[Saved entries]
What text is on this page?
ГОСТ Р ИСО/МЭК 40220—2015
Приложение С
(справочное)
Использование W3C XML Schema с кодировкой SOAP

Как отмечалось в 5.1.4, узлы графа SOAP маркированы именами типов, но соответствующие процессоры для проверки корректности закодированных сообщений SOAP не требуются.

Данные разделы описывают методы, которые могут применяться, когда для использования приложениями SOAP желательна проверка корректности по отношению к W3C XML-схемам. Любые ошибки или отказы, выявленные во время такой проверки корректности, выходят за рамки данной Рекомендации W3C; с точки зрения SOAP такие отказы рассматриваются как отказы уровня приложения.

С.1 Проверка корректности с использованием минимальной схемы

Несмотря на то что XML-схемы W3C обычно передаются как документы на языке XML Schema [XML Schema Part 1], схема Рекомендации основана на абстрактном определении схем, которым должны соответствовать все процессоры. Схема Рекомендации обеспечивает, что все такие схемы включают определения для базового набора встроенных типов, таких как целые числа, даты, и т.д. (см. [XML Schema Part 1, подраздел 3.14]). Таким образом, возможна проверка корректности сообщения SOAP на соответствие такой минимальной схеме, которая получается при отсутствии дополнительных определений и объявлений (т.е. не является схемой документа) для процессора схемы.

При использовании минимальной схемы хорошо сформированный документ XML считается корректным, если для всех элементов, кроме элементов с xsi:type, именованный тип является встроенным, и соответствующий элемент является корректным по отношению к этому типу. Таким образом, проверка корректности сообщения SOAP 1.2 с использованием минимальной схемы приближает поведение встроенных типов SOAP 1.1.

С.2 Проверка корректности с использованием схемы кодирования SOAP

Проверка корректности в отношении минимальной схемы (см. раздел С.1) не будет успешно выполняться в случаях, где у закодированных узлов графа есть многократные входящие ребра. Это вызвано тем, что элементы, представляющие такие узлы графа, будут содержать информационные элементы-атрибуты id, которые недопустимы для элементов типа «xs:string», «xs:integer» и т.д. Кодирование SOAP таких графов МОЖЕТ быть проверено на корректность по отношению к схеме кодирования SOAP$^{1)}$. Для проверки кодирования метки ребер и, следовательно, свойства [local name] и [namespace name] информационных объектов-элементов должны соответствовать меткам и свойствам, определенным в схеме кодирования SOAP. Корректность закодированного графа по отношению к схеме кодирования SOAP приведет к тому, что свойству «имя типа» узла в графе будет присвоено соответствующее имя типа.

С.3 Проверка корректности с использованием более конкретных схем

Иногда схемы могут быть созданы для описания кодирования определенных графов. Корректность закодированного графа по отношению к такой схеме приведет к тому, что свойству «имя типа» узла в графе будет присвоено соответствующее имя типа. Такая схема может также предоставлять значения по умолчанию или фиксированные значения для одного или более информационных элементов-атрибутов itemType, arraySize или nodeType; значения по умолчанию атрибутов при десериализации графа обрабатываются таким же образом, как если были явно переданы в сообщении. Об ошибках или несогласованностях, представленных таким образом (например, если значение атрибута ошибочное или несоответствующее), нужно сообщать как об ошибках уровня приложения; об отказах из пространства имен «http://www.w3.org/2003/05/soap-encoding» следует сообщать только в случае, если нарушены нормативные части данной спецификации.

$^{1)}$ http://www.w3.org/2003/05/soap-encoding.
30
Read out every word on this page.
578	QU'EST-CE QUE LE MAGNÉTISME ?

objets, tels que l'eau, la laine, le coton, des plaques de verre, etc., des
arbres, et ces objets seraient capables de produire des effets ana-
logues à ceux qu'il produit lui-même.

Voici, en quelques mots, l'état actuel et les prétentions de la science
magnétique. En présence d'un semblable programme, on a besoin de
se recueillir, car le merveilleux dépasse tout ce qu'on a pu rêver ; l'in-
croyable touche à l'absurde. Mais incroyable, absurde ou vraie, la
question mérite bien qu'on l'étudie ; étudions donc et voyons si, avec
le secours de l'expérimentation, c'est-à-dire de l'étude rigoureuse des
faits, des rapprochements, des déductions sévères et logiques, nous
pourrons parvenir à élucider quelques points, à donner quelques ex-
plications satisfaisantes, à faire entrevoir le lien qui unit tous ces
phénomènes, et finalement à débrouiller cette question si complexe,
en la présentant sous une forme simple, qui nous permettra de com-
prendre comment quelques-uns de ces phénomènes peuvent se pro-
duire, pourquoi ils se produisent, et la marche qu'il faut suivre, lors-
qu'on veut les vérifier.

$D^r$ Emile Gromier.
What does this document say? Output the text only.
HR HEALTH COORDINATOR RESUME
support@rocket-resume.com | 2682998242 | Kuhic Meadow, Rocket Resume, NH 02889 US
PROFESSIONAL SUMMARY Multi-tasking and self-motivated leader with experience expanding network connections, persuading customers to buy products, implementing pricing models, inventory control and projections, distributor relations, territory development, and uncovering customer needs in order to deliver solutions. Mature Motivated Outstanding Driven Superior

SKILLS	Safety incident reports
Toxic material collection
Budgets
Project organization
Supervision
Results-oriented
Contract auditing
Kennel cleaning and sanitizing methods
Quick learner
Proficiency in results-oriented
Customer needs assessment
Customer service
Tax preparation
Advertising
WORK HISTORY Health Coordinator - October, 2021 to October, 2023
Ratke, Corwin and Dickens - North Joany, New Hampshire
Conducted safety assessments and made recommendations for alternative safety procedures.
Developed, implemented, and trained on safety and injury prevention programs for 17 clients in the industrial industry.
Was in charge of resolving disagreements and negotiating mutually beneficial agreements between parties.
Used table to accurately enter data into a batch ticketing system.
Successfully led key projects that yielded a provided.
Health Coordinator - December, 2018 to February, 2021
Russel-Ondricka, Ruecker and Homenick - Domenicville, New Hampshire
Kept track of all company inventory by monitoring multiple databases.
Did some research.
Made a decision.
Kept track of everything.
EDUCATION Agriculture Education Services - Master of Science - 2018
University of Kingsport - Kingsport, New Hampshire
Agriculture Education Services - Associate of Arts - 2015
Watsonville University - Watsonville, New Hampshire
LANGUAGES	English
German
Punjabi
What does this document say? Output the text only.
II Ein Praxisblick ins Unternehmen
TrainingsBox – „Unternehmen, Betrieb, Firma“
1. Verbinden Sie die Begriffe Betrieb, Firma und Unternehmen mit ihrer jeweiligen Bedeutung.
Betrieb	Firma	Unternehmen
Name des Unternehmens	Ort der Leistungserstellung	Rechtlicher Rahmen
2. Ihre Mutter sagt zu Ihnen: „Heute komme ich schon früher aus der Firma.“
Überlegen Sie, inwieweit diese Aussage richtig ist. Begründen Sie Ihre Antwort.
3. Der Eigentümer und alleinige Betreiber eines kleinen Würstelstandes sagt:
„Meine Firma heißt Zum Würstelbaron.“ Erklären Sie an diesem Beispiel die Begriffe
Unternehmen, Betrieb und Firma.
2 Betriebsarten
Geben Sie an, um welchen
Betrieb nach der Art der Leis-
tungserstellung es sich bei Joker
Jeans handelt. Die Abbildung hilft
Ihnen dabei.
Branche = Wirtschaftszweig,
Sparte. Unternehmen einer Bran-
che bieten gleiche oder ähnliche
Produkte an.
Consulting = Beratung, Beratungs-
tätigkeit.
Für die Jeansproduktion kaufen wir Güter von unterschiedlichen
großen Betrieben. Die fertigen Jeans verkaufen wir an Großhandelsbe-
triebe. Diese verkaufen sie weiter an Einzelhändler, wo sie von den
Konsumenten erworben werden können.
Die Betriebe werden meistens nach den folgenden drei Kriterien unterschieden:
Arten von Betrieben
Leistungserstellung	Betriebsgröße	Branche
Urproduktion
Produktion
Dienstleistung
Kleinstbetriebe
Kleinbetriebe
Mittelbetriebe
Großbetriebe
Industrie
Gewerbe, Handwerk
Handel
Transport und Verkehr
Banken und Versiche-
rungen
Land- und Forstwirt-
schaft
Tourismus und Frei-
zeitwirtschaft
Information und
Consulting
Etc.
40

Task instructions
Each line containing the word "University" counts once; say how many such lines there are, giving only the number.

Answer below
2